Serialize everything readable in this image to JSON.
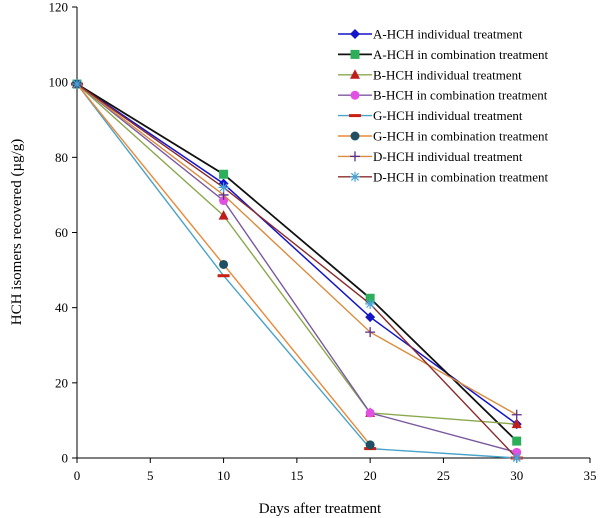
{
  "chart_data": {
    "type": "line",
    "title": "",
    "xlabel": "Days after treatment",
    "ylabel": "HCH isomers recovered (µg/g)",
    "xlim": [
      0,
      35
    ],
    "ylim": [
      0,
      120
    ],
    "xticks": [
      0,
      5,
      10,
      15,
      20,
      25,
      30,
      35
    ],
    "yticks": [
      0,
      20,
      40,
      60,
      80,
      100,
      120
    ],
    "grid": false,
    "legend_position": "top-right",
    "x": [
      0,
      10,
      20,
      30
    ],
    "series": [
      {
        "name": "A-HCH individual treatment",
        "values": [
          99.5,
          73,
          37.5,
          9
        ],
        "color": "#1515c8",
        "marker": "diamond"
      },
      {
        "name": "A-HCH in combination treatment",
        "values": [
          99.5,
          75.5,
          42.5,
          4.5
        ],
        "color": "#111111",
        "marker_color": "#2cae5a",
        "marker": "square"
      },
      {
        "name": "B-HCH individual treatment",
        "values": [
          99.5,
          64.5,
          12,
          9
        ],
        "color": "#8aa94e",
        "marker_color": "#c01c1c",
        "marker": "triangle"
      },
      {
        "name": "B-HCH in combination treatment",
        "values": [
          99.5,
          68.5,
          12,
          1.5
        ],
        "color": "#7b5aa0",
        "marker_color": "#e24fe3",
        "marker": "circle"
      },
      {
        "name": "G-HCH individual treatment",
        "values": [
          99.5,
          48.5,
          2.5,
          0
        ],
        "color": "#4aa3c8",
        "marker_color": "#cc1e12",
        "marker": "dash"
      },
      {
        "name": "G-HCH in combination treatment",
        "values": [
          99.5,
          51.5,
          3.5,
          null
        ],
        "color": "#e8893a",
        "marker_color": "#1f4f63",
        "marker": "circle"
      },
      {
        "name": "D-HCH individual treatment",
        "values": [
          99.5,
          70,
          33.5,
          11.5
        ],
        "color": "#d98c3e",
        "marker_color": "#5b2e86",
        "marker": "plus"
      },
      {
        "name": "D-HCH in combination treatment",
        "values": [
          99.5,
          72,
          41,
          0
        ],
        "color": "#8a2b2b",
        "marker_color": "#45a3d8",
        "marker": "asterisk"
      }
    ]
  }
}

## Problem to solve
State the count of lines that contain the string "individual". Nothing else is needed.

## Solution to this problem
4